= BRIEF =
How many lines in the records below contain the word "this"? Answer with the number alone.

Records from a dataset:
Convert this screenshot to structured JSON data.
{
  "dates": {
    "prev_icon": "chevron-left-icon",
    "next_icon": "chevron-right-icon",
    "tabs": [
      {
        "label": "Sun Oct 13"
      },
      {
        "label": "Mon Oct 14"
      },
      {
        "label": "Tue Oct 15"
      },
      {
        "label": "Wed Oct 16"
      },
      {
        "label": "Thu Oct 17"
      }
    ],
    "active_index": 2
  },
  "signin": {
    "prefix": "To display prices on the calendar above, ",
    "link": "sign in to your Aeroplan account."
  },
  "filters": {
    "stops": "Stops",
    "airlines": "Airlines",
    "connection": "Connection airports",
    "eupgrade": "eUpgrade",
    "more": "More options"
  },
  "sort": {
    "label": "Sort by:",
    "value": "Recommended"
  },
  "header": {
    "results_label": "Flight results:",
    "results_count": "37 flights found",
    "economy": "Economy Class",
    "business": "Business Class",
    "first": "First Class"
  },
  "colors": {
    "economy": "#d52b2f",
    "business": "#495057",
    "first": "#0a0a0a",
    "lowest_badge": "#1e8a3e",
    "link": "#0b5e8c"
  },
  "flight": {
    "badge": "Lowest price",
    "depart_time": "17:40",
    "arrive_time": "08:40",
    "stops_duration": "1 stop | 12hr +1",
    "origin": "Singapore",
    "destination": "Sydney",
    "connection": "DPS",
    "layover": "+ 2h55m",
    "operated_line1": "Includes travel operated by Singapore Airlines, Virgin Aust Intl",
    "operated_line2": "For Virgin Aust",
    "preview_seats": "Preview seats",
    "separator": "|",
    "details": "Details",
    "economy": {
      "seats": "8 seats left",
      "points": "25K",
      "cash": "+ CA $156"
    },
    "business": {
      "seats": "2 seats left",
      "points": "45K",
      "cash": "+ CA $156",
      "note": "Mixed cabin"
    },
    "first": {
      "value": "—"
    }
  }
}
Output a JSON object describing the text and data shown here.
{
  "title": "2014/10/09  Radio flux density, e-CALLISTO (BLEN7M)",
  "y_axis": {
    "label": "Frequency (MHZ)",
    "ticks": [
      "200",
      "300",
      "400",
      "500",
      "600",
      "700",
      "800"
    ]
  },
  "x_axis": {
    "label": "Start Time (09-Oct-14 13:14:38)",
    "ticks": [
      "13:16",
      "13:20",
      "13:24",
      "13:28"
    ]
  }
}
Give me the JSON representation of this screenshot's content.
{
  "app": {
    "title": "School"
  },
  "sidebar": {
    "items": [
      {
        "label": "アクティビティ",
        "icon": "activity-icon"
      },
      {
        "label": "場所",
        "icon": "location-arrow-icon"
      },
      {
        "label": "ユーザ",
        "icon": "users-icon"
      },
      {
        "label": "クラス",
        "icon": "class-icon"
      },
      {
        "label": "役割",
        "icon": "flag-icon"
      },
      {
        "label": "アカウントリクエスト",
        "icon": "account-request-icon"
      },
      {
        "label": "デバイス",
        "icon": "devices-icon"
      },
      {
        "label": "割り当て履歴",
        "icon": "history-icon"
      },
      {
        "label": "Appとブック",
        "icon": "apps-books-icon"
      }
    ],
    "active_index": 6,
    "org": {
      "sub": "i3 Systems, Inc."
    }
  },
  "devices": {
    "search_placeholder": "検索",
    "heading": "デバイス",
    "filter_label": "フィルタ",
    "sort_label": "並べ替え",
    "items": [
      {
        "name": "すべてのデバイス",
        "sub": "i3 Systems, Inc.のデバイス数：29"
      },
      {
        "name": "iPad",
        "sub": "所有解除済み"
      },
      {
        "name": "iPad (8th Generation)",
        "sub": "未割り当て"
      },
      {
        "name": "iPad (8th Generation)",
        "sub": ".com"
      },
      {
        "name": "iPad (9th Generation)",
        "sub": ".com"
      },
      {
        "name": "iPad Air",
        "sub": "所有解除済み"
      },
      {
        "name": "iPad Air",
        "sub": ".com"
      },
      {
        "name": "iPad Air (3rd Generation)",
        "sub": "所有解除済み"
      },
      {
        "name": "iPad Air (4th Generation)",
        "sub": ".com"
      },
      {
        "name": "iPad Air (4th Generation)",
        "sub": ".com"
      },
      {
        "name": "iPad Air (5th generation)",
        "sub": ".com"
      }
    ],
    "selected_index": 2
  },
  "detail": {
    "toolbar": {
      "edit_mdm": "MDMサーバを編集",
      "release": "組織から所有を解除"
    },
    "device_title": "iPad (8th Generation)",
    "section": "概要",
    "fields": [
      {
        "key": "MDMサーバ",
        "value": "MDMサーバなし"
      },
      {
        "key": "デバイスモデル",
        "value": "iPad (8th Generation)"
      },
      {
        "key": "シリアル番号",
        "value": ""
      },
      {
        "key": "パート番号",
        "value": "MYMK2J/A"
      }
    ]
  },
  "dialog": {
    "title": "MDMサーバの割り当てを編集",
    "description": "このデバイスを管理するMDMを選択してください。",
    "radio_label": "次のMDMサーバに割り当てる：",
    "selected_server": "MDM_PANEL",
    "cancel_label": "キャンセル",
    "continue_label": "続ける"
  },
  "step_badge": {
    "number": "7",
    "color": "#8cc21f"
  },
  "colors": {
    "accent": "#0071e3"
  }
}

= TASK OUTPUT =
2